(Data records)
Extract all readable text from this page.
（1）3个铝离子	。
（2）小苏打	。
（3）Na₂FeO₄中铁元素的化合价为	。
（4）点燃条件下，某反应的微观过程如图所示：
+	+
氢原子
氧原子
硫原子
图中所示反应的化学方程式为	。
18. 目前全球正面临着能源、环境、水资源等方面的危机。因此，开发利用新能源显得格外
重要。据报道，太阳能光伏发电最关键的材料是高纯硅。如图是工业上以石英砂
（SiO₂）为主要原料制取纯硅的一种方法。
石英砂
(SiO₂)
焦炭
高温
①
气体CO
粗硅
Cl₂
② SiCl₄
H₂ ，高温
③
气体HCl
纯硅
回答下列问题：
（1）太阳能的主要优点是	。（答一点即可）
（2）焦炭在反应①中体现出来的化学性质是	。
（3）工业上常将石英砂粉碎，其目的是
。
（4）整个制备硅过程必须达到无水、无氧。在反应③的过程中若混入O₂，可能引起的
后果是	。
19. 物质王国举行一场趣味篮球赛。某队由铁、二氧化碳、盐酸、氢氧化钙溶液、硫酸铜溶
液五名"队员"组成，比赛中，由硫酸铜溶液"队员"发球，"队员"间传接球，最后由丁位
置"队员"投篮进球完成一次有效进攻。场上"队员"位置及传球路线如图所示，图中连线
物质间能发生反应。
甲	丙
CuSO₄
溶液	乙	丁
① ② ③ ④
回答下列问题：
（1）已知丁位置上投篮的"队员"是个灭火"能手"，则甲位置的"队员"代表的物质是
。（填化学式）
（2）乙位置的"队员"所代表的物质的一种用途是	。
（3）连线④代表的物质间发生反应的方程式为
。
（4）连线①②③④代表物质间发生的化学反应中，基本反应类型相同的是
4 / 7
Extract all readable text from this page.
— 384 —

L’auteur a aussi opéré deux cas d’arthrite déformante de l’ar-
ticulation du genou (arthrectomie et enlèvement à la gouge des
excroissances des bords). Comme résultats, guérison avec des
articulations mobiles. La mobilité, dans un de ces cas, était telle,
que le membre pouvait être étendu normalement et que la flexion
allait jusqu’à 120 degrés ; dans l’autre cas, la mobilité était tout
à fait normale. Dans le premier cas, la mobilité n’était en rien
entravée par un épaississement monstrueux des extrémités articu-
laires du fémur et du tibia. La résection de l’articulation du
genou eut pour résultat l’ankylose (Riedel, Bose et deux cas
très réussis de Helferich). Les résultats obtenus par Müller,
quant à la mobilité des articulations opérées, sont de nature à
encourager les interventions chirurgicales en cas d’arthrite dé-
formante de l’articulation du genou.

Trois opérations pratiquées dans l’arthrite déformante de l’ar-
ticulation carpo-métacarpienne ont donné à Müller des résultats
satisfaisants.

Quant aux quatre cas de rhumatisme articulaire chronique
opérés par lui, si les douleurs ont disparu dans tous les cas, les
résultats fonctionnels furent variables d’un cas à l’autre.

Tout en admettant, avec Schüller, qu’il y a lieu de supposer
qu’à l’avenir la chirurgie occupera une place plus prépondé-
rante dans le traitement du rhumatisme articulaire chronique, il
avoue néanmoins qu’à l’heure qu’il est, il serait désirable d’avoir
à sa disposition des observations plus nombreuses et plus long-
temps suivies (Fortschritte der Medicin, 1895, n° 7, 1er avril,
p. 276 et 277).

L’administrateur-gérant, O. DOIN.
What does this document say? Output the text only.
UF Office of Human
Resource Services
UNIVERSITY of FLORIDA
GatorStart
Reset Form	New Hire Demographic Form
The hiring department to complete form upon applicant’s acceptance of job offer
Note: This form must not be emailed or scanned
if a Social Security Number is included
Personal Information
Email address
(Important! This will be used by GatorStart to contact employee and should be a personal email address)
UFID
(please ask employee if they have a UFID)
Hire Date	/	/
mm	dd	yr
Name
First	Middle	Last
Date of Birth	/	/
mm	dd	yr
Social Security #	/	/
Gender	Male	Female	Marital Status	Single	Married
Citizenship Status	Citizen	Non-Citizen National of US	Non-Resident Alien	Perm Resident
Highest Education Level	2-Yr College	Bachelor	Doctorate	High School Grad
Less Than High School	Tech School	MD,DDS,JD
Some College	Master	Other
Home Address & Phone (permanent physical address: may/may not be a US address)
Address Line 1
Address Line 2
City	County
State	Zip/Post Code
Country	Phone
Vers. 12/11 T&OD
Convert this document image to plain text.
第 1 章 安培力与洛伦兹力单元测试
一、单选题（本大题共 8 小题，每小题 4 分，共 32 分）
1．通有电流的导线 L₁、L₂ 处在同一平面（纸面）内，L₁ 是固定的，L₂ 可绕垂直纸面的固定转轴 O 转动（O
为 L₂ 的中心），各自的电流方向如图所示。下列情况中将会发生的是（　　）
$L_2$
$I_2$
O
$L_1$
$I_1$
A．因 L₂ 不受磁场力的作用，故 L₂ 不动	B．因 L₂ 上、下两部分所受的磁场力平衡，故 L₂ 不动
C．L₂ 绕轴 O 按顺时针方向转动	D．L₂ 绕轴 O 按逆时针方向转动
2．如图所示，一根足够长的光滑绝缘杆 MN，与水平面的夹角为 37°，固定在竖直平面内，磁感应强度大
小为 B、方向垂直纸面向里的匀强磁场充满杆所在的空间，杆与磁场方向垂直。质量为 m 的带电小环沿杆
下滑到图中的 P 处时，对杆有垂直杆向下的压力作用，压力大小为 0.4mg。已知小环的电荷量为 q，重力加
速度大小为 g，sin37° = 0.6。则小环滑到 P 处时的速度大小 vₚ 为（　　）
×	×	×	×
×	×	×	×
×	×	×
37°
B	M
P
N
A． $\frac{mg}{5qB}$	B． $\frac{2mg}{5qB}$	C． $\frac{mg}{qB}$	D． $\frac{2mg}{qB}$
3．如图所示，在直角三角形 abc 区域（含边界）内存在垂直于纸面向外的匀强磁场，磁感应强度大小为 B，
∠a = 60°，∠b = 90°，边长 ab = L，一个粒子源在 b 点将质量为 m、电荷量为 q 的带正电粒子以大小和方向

Requirements:
The lines above should be duplicated exactly.

The completed task:
Extract all readable text from this page.
（1）3个铝离子	。
（2）小苏打	。
（3）Na₂FeO₄中铁元素的化合价为	。
（4）点燃条件下，某反应的微观过程如图所示：
+	+
氢原子
氧原子
硫原子
图中所示反应的化学方程式为	。
18. 目前全球正面临着能源、环境、水资源等方面的危机。因此，开发利用新能源显得格外
重要。据报道，太阳能光伏发电最关键的材料是高纯硅。如图是工业上以石英砂
（SiO₂）为主要原料制取纯硅的一种方法。
石英砂
(SiO₂)
焦炭
高温
①
气体CO
粗硅
Cl₂
② SiCl₄
H₂ ，高温
③
气体HCl
纯硅
回答下列问题：
（1）太阳能的主要优点是	。（答一点即可）
（2）焦炭在反应①中体现出来的化学性质是	。
（3）工业上常将石英砂粉碎，其目的是
。
（4）整个制备硅过程必须达到无水、无氧。在反应③的过程中若混入O₂，可能引起的
后果是	。
19. 物质王国举行一场趣味篮球赛。某队由铁、二氧化碳、盐酸、氢氧化钙溶液、硫酸铜溶
液五名"队员"组成，比赛中，由硫酸铜溶液"队员"发球，"队员"间传接球，最后由丁位
置"队员"投篮进球完成一次有效进攻。场上"队员"位置及传球路线如图所示，图中连线
物质间能发生反应。
甲	丙
CuSO₄
溶液	乙	丁
① ② ③ ④
回答下列问题：
（1）已知丁位置上投篮的"队员"是个灭火"能手"，则甲位置的"队员"代表的物质是
。（填化学式）
（2）乙位置的"队员"所代表的物质的一种用途是	。
（3）连线④代表的物质间发生反应的方程式为
。
（4）连线①②③④代表物质间发生的化学反应中，基本反应类型相同的是
4 / 7
Extract all readable text from this page.
— 384 —

L’auteur a aussi opéré deux cas d’arthrite déformante de l’ar-
ticulation du genou (arthrectomie et enlèvement à la gouge des
excroissances des bords). Comme résultats, guérison avec des
articulations mobiles. La mobilité, dans un de ces cas, était telle,
que le membre pouvait être étendu normalement et que la flexion
allait jusqu’à 120 degrés ; dans l’autre cas, la mobilité était tout
à fait normale. Dans le premier cas, la mobilité n’était en rien
entravée par un épaississement monstrueux des extrémités articu-
laires du fémur et du tibia. La résection de l’articulation du
genou eut pour résultat l’ankylose (Riedel, Bose et deux cas
très réussis de Helferich). Les résultats obtenus par Müller,
quant à la mobilité des articulations opérées, sont de nature à
encourager les interventions chirurgicales en cas d’arthrite dé-
formante de l’articulation du genou.

Trois opérations pratiquées dans l’arthrite déformante de l’ar-
ticulation carpo-métacarpienne ont donné à Müller des résultats
satisfaisants.

Quant aux quatre cas de rhumatisme articulaire chronique
opérés par lui, si les douleurs ont disparu dans tous les cas, les
résultats fonctionnels furent variables d’un cas à l’autre.

Tout en admettant, avec Schüller, qu’il y a lieu de supposer
qu’à l’avenir la chirurgie occupera une place plus prépondé-
rante dans le traitement du rhumatisme articulaire chronique, il
avoue néanmoins qu’à l’heure qu’il est, il serait désirable d’avoir
à sa disposition des observations plus nombreuses et plus long-
temps suivies (Fortschritte der Medicin, 1895, n° 7, 1er avril,
p. 276 et 277).

L’administrateur-gérant, O. DOIN.
What does this document say? Output the text only.
UF Office of Human
Resource Services
UNIVERSITY of FLORIDA
GatorStart
Reset Form	New Hire Demographic Form
The hiring department to complete form upon applicant’s acceptance of job offer
Note: This form must not be emailed or scanned
if a Social Security Number is included
Personal Information
Email address
(Important! This will be used by GatorStart to contact employee and should be a personal email address)
UFID
(please ask employee if they have a UFID)
Hire Date	/	/
mm	dd	yr
Name
First	Middle	Last
Date of Birth	/	/
mm	dd	yr
Social Security #	/	/
Gender	Male	Female	Marital Status	Single	Married
Citizenship Status	Citizen	Non-Citizen National of US	Non-Resident Alien	Perm Resident
Highest Education Level	2-Yr College	Bachelor	Doctorate	High School Grad
Less Than High School	Tech School	MD,DDS,JD
Some College	Master	Other
Home Address & Phone (permanent physical address: may/may not be a US address)
Address Line 1
Address Line 2
City	County
State	Zip/Post Code
Country	Phone
Vers. 12/11 T&OD
Convert this document image to plain text.
第 1 章 安培力与洛伦兹力单元测试
一、单选题（本大题共 8 小题，每小题 4 分，共 32 分）
1．通有电流的导线 L₁、L₂ 处在同一平面（纸面）内，L₁ 是固定的，L₂ 可绕垂直纸面的固定转轴 O 转动（O
为 L₂ 的中心），各自的电流方向如图所示。下列情况中将会发生的是（　　）
$L_2$
$I_2$
O
$L_1$
$I_1$
A．因 L₂ 不受磁场力的作用，故 L₂ 不动	B．因 L₂ 上、下两部分所受的磁场力平衡，故 L₂ 不动
C．L₂ 绕轴 O 按顺时针方向转动	D．L₂ 绕轴 O 按逆时针方向转动
2．如图所示，一根足够长的光滑绝缘杆 MN，与水平面的夹角为 37°，固定在竖直平面内，磁感应强度大
小为 B、方向垂直纸面向里的匀强磁场充满杆所在的空间，杆与磁场方向垂直。质量为 m 的带电小环沿杆
下滑到图中的 P 处时，对杆有垂直杆向下的压力作用，压力大小为 0.4mg。已知小环的电荷量为 q，重力加
速度大小为 g，sin37° = 0.6。则小环滑到 P 处时的速度大小 vₚ 为（　　）
×	×	×	×
×	×	×	×
×	×	×
37°
B	M
P
N
A． $\frac{mg}{5qB}$	B． $\frac{2mg}{5qB}$	C． $\frac{mg}{qB}$	D． $\frac{2mg}{qB}$
3．如图所示，在直角三角形 abc 区域（含边界）内存在垂直于纸面向外的匀强磁场，磁感应强度大小为 B，
∠a = 60°，∠b = 90°，边长 ab = L，一个粒子源在 b 点将质量为 m、电荷量为 q 的带正电粒子以大小和方向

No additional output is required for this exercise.